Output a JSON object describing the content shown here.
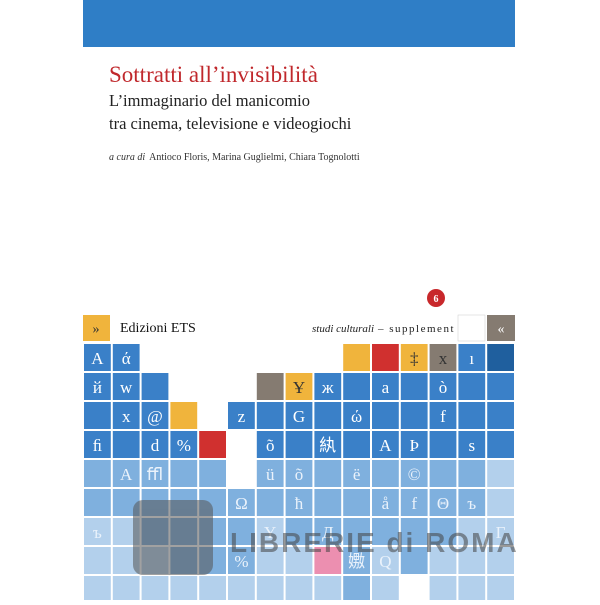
{
  "cover": {
    "title": "Sottratti all’invisibilità",
    "subtitle_lines": [
      "L’immaginario del manicomio",
      "tra cinema, televisione e videogiochi"
    ],
    "editors_prefix": "a cura di",
    "editors": "Antioco Floris, Marina Guglielmi, Chiara Tognolotti",
    "volume": "6",
    "publisher": "Edizioni ETS",
    "series": "studi culturali",
    "series_suffix": "– supplement",
    "arrow_left": "»",
    "arrow_right": "«",
    "tile_glyphs": [
      "A",
      "ά",
      "‡",
      "x",
      "ı",
      "й",
      "w",
      "Ұ",
      "ж",
      "a",
      "ò",
      "x",
      "@",
      "z",
      "G",
      "ώ",
      "f",
      "ﬁ",
      "d",
      "%",
      "õ",
      "紈",
      "A",
      "Þ",
      "s",
      "A",
      "ﬄ",
      "ü",
      "õ",
      "ë",
      "©",
      "Ω",
      "ħ",
      "å",
      "f",
      "Θ",
      "ъ",
      "ъ",
      "Y",
      "Д",
      "Г",
      "%",
      "嫐",
      "Q"
    ],
    "watermark": "LIBRERIE di ROMA"
  }
}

┄┄┄┄┄┄

> _YOUR TASK_
Leave out the pictures and restate everything else word for word.

> _FULL ANSWER_
Output a JSON object describing the content shown here.
{
  "cover": {
    "title": "Sottratti all’invisibilità",
    "subtitle_lines": [
      "L’immaginario del manicomio",
      "tra cinema, televisione e videogiochi"
    ],
    "editors_prefix": "a cura di",
    "editors": "Antioco Floris, Marina Guglielmi, Chiara Tognolotti",
    "volume": "6",
    "publisher": "Edizioni ETS",
    "series": "studi culturali",
    "series_suffix": "– supplement",
    "arrow_left": "»",
    "arrow_right": "«",
    "tile_glyphs": [
      "A",
      "ά",
      "‡",
      "x",
      "ı",
      "й",
      "w",
      "Ұ",
      "ж",
      "a",
      "ò",
      "x",
      "@",
      "z",
      "G",
      "ώ",
      "f",
      "ﬁ",
      "d",
      "%",
      "õ",
      "紈",
      "A",
      "Þ",
      "s",
      "A",
      "ﬄ",
      "ü",
      "õ",
      "ë",
      "©",
      "Ω",
      "ħ",
      "å",
      "f",
      "Θ",
      "ъ",
      "ъ",
      "Y",
      "Д",
      "Г",
      "%",
      "嫐",
      "Q"
    ],
    "watermark": "LIBRERIE di ROMA"
  }
}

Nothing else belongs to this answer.